* start Input rows *
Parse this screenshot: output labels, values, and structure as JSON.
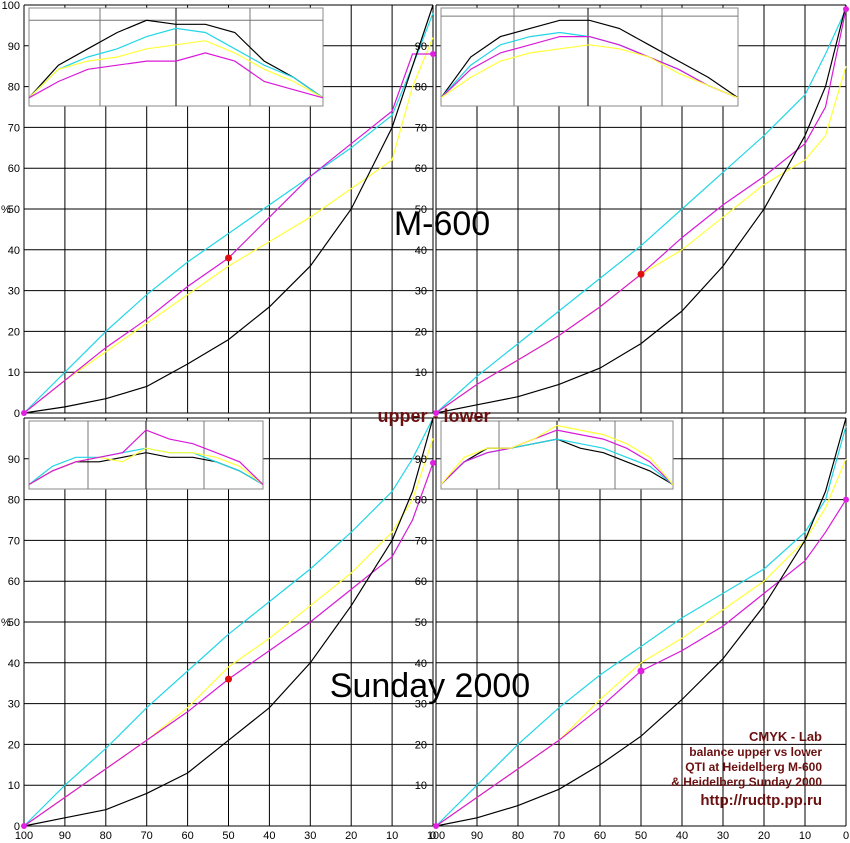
{
  "colors": {
    "cyan": "#22d6e6",
    "magenta": "#d81ad8",
    "yellow": "#ffff3a",
    "black": "#000000",
    "marker_red": "#e01010",
    "marker_magenta": "#e020e0",
    "note": "#6b1010"
  },
  "labels": {
    "top_title": "M-600",
    "middle_label": "upper - lower",
    "bottom_title": "Sunday 2000",
    "note_line1": "CMYK - Lab",
    "note_line2": "balance upper vs lower",
    "note_line3": "QTI at Heidelberg M-600",
    "note_line4": "& Heidelberg Sunday 2000",
    "url": "http://rudtp.pp.ru"
  },
  "chart_data": [
    {
      "type": "line",
      "panel": "top-left",
      "xlim": [
        100,
        0
      ],
      "ylim": [
        0,
        100
      ],
      "ylabel": "%",
      "x": [
        100,
        90,
        80,
        70,
        60,
        50,
        40,
        30,
        20,
        10,
        5,
        0
      ],
      "series": [
        {
          "color": "cyan",
          "values": [
            0,
            10,
            20,
            29,
            37,
            44,
            51,
            58,
            65,
            73,
            85,
            98
          ]
        },
        {
          "color": "magenta",
          "values": [
            0,
            8,
            16,
            23,
            31,
            38,
            48,
            58,
            66,
            74,
            88,
            88
          ]
        },
        {
          "color": "yellow",
          "values": [
            0,
            8,
            15,
            22,
            29,
            36,
            42,
            48,
            55,
            62,
            80,
            92
          ]
        },
        {
          "color": "black",
          "values": [
            0,
            1.5,
            3.5,
            6.5,
            12,
            18,
            26,
            36,
            50,
            70,
            85,
            100
          ]
        }
      ],
      "marker": {
        "x": 50,
        "y": 38,
        "color": "marker_red"
      }
    },
    {
      "type": "line",
      "panel": "top-right",
      "xlim": [
        100,
        0
      ],
      "ylim": [
        0,
        100
      ],
      "ylabel": "%",
      "x": [
        100,
        90,
        80,
        70,
        60,
        50,
        40,
        30,
        20,
        10,
        5,
        0
      ],
      "series": [
        {
          "color": "cyan",
          "values": [
            0,
            9,
            17,
            25,
            33,
            41,
            50,
            59,
            68,
            78,
            88,
            99
          ]
        },
        {
          "color": "magenta",
          "values": [
            0,
            7,
            13,
            19,
            26,
            34,
            43,
            51,
            58,
            66,
            75,
            99
          ]
        },
        {
          "color": "yellow",
          "values": [
            0,
            7,
            13,
            19,
            26,
            34,
            40,
            48,
            56,
            62,
            68,
            85
          ]
        },
        {
          "color": "black",
          "values": [
            0,
            2,
            4,
            7,
            11,
            17,
            25,
            36,
            50,
            68,
            80,
            100
          ]
        }
      ],
      "marker": {
        "x": 50,
        "y": 34,
        "color": "marker_red"
      }
    },
    {
      "type": "line",
      "panel": "bottom-left",
      "xlim": [
        100,
        0
      ],
      "ylim": [
        0,
        100
      ],
      "ylabel": "%",
      "x": [
        100,
        90,
        80,
        70,
        60,
        50,
        40,
        30,
        20,
        10,
        5,
        0
      ],
      "series": [
        {
          "color": "cyan",
          "values": [
            0,
            10,
            19,
            29,
            38,
            47,
            55,
            63,
            72,
            82,
            90,
            100
          ]
        },
        {
          "color": "magenta",
          "values": [
            0,
            7,
            14,
            21,
            28,
            36,
            43,
            50,
            58,
            66,
            75,
            89
          ]
        },
        {
          "color": "yellow",
          "values": [
            0,
            7,
            14,
            21,
            29,
            39,
            46,
            54,
            62,
            72,
            80,
            95
          ]
        },
        {
          "color": "black",
          "values": [
            0,
            2,
            4,
            8,
            13,
            21,
            29,
            40,
            54,
            70,
            82,
            100
          ]
        }
      ],
      "marker": {
        "x": 50,
        "y": 36,
        "color": "marker_red"
      }
    },
    {
      "type": "line",
      "panel": "bottom-right",
      "xlim": [
        100,
        0
      ],
      "ylim": [
        0,
        100
      ],
      "ylabel": "%",
      "x": [
        100,
        90,
        80,
        70,
        60,
        50,
        40,
        30,
        20,
        10,
        5,
        0
      ],
      "series": [
        {
          "color": "cyan",
          "values": [
            0,
            10,
            20,
            29,
            37,
            44,
            51,
            57,
            63,
            72,
            80,
            98
          ]
        },
        {
          "color": "magenta",
          "values": [
            0,
            7,
            14,
            21,
            29,
            38,
            43,
            49,
            57,
            65,
            72,
            80
          ]
        },
        {
          "color": "yellow",
          "values": [
            0,
            7,
            14,
            21,
            31,
            40,
            46,
            53,
            60,
            70,
            78,
            90
          ]
        },
        {
          "color": "black",
          "values": [
            0,
            2,
            5,
            9,
            15,
            22,
            31,
            41,
            54,
            70,
            82,
            100
          ]
        }
      ],
      "marker": {
        "x": 50,
        "y": 38,
        "color": "marker_magenta"
      }
    }
  ],
  "ticks": {
    "x": [
      "100",
      "90",
      "80",
      "70",
      "60",
      "50",
      "40",
      "30",
      "20",
      "10",
      "0"
    ],
    "y": [
      "100",
      "90",
      "80",
      "70",
      "60",
      "50",
      "40",
      "30",
      "20",
      "10",
      "0"
    ],
    "y_unit": "%"
  },
  "insets": [
    {
      "panel": "top-left",
      "series": {
        "black": [
          76,
          84,
          88,
          92,
          95,
          94,
          94,
          92,
          85,
          81,
          76
        ],
        "cyan": [
          76,
          83,
          86,
          88,
          91,
          93,
          92,
          88,
          84,
          81,
          76
        ],
        "yellow": [
          76,
          83,
          85,
          86,
          88,
          89,
          90,
          87,
          83,
          80,
          76
        ],
        "magenta": [
          76,
          80,
          83,
          84,
          85,
          85,
          87,
          85,
          80,
          78,
          76
        ]
      }
    },
    {
      "panel": "top-right",
      "series": {
        "black": [
          76,
          86,
          91,
          93,
          95,
          95,
          93,
          89,
          85,
          81,
          76
        ],
        "cyan": [
          76,
          84,
          89,
          91,
          92,
          91,
          89,
          86,
          83,
          79,
          76
        ],
        "magenta": [
          76,
          83,
          87,
          89,
          91,
          91,
          89,
          86,
          83,
          79,
          76
        ],
        "yellow": [
          76,
          81,
          85,
          87,
          88,
          89,
          88,
          86,
          82,
          79,
          76
        ]
      }
    },
    {
      "panel": "bottom-left",
      "series": {
        "black": [
          83,
          86,
          88,
          88,
          89,
          90,
          89,
          89,
          88,
          86,
          83
        ],
        "cyan": [
          83,
          87,
          89,
          89,
          90,
          91,
          90,
          90,
          88,
          86,
          83
        ],
        "yellow": [
          83,
          86,
          88,
          89,
          88,
          91,
          90,
          90,
          89,
          87,
          83
        ],
        "magenta": [
          83,
          86,
          88,
          89,
          90,
          95,
          93,
          92,
          90,
          88,
          83
        ]
      }
    },
    {
      "panel": "bottom-right",
      "series": {
        "black": [
          83,
          88,
          91,
          91,
          92,
          93,
          91,
          90,
          88,
          86,
          83
        ],
        "cyan": [
          83,
          88,
          90,
          91,
          92,
          93,
          92,
          91,
          89,
          87,
          83
        ],
        "magenta": [
          83,
          88,
          90,
          91,
          93,
          95,
          94,
          93,
          91,
          88,
          83
        ],
        "yellow": [
          83,
          89,
          91,
          91,
          93,
          96,
          95,
          94,
          92,
          89,
          83
        ]
      }
    }
  ]
}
* end Input rows *
**Exercise instructions:** Exclude the pictures. Write out the remaining data exactly.

**Output for this exercise:**
Parse this screenshot: output labels, values, and structure as JSON.
{
  "colors": {
    "cyan": "#22d6e6",
    "magenta": "#d81ad8",
    "yellow": "#ffff3a",
    "black": "#000000",
    "marker_red": "#e01010",
    "marker_magenta": "#e020e0",
    "note": "#6b1010"
  },
  "labels": {
    "top_title": "M-600",
    "middle_label": "upper - lower",
    "bottom_title": "Sunday 2000",
    "note_line1": "CMYK - Lab",
    "note_line2": "balance upper vs lower",
    "note_line3": "QTI at Heidelberg M-600",
    "note_line4": "& Heidelberg Sunday 2000",
    "url": "http://rudtp.pp.ru"
  },
  "chart_data": [
    {
      "type": "line",
      "panel": "top-left",
      "xlim": [
        100,
        0
      ],
      "ylim": [
        0,
        100
      ],
      "ylabel": "%",
      "x": [
        100,
        90,
        80,
        70,
        60,
        50,
        40,
        30,
        20,
        10,
        5,
        0
      ],
      "series": [
        {
          "color": "cyan",
          "values": [
            0,
            10,
            20,
            29,
            37,
            44,
            51,
            58,
            65,
            73,
            85,
            98
          ]
        },
        {
          "color": "magenta",
          "values": [
            0,
            8,
            16,
            23,
            31,
            38,
            48,
            58,
            66,
            74,
            88,
            88
          ]
        },
        {
          "color": "yellow",
          "values": [
            0,
            8,
            15,
            22,
            29,
            36,
            42,
            48,
            55,
            62,
            80,
            92
          ]
        },
        {
          "color": "black",
          "values": [
            0,
            1.5,
            3.5,
            6.5,
            12,
            18,
            26,
            36,
            50,
            70,
            85,
            100
          ]
        }
      ],
      "marker": {
        "x": 50,
        "y": 38,
        "color": "marker_red"
      }
    },
    {
      "type": "line",
      "panel": "top-right",
      "xlim": [
        100,
        0
      ],
      "ylim": [
        0,
        100
      ],
      "ylabel": "%",
      "x": [
        100,
        90,
        80,
        70,
        60,
        50,
        40,
        30,
        20,
        10,
        5,
        0
      ],
      "series": [
        {
          "color": "cyan",
          "values": [
            0,
            9,
            17,
            25,
            33,
            41,
            50,
            59,
            68,
            78,
            88,
            99
          ]
        },
        {
          "color": "magenta",
          "values": [
            0,
            7,
            13,
            19,
            26,
            34,
            43,
            51,
            58,
            66,
            75,
            99
          ]
        },
        {
          "color": "yellow",
          "values": [
            0,
            7,
            13,
            19,
            26,
            34,
            40,
            48,
            56,
            62,
            68,
            85
          ]
        },
        {
          "color": "black",
          "values": [
            0,
            2,
            4,
            7,
            11,
            17,
            25,
            36,
            50,
            68,
            80,
            100
          ]
        }
      ],
      "marker": {
        "x": 50,
        "y": 34,
        "color": "marker_red"
      }
    },
    {
      "type": "line",
      "panel": "bottom-left",
      "xlim": [
        100,
        0
      ],
      "ylim": [
        0,
        100
      ],
      "ylabel": "%",
      "x": [
        100,
        90,
        80,
        70,
        60,
        50,
        40,
        30,
        20,
        10,
        5,
        0
      ],
      "series": [
        {
          "color": "cyan",
          "values": [
            0,
            10,
            19,
            29,
            38,
            47,
            55,
            63,
            72,
            82,
            90,
            100
          ]
        },
        {
          "color": "magenta",
          "values": [
            0,
            7,
            14,
            21,
            28,
            36,
            43,
            50,
            58,
            66,
            75,
            89
          ]
        },
        {
          "color": "yellow",
          "values": [
            0,
            7,
            14,
            21,
            29,
            39,
            46,
            54,
            62,
            72,
            80,
            95
          ]
        },
        {
          "color": "black",
          "values": [
            0,
            2,
            4,
            8,
            13,
            21,
            29,
            40,
            54,
            70,
            82,
            100
          ]
        }
      ],
      "marker": {
        "x": 50,
        "y": 36,
        "color": "marker_red"
      }
    },
    {
      "type": "line",
      "panel": "bottom-right",
      "xlim": [
        100,
        0
      ],
      "ylim": [
        0,
        100
      ],
      "ylabel": "%",
      "x": [
        100,
        90,
        80,
        70,
        60,
        50,
        40,
        30,
        20,
        10,
        5,
        0
      ],
      "series": [
        {
          "color": "cyan",
          "values": [
            0,
            10,
            20,
            29,
            37,
            44,
            51,
            57,
            63,
            72,
            80,
            98
          ]
        },
        {
          "color": "magenta",
          "values": [
            0,
            7,
            14,
            21,
            29,
            38,
            43,
            49,
            57,
            65,
            72,
            80
          ]
        },
        {
          "color": "yellow",
          "values": [
            0,
            7,
            14,
            21,
            31,
            40,
            46,
            53,
            60,
            70,
            78,
            90
          ]
        },
        {
          "color": "black",
          "values": [
            0,
            2,
            5,
            9,
            15,
            22,
            31,
            41,
            54,
            70,
            82,
            100
          ]
        }
      ],
      "marker": {
        "x": 50,
        "y": 38,
        "color": "marker_magenta"
      }
    }
  ],
  "ticks": {
    "x": [
      "100",
      "90",
      "80",
      "70",
      "60",
      "50",
      "40",
      "30",
      "20",
      "10",
      "0"
    ],
    "y": [
      "100",
      "90",
      "80",
      "70",
      "60",
      "50",
      "40",
      "30",
      "20",
      "10",
      "0"
    ],
    "y_unit": "%"
  },
  "insets": [
    {
      "panel": "top-left",
      "series": {
        "black": [
          76,
          84,
          88,
          92,
          95,
          94,
          94,
          92,
          85,
          81,
          76
        ],
        "cyan": [
          76,
          83,
          86,
          88,
          91,
          93,
          92,
          88,
          84,
          81,
          76
        ],
        "yellow": [
          76,
          83,
          85,
          86,
          88,
          89,
          90,
          87,
          83,
          80,
          76
        ],
        "magenta": [
          76,
          80,
          83,
          84,
          85,
          85,
          87,
          85,
          80,
          78,
          76
        ]
      }
    },
    {
      "panel": "top-right",
      "series": {
        "black": [
          76,
          86,
          91,
          93,
          95,
          95,
          93,
          89,
          85,
          81,
          76
        ],
        "cyan": [
          76,
          84,
          89,
          91,
          92,
          91,
          89,
          86,
          83,
          79,
          76
        ],
        "magenta": [
          76,
          83,
          87,
          89,
          91,
          91,
          89,
          86,
          83,
          79,
          76
        ],
        "yellow": [
          76,
          81,
          85,
          87,
          88,
          89,
          88,
          86,
          82,
          79,
          76
        ]
      }
    },
    {
      "panel": "bottom-left",
      "series": {
        "black": [
          83,
          86,
          88,
          88,
          89,
          90,
          89,
          89,
          88,
          86,
          83
        ],
        "cyan": [
          83,
          87,
          89,
          89,
          90,
          91,
          90,
          90,
          88,
          86,
          83
        ],
        "yellow": [
          83,
          86,
          88,
          89,
          88,
          91,
          90,
          90,
          89,
          87,
          83
        ],
        "magenta": [
          83,
          86,
          88,
          89,
          90,
          95,
          93,
          92,
          90,
          88,
          83
        ]
      }
    },
    {
      "panel": "bottom-right",
      "series": {
        "black": [
          83,
          88,
          91,
          91,
          92,
          93,
          91,
          90,
          88,
          86,
          83
        ],
        "cyan": [
          83,
          88,
          90,
          91,
          92,
          93,
          92,
          91,
          89,
          87,
          83
        ],
        "magenta": [
          83,
          88,
          90,
          91,
          93,
          95,
          94,
          93,
          91,
          88,
          83
        ],
        "yellow": [
          83,
          89,
          91,
          91,
          93,
          96,
          95,
          94,
          92,
          89,
          83
        ]
      }
    }
  ]
}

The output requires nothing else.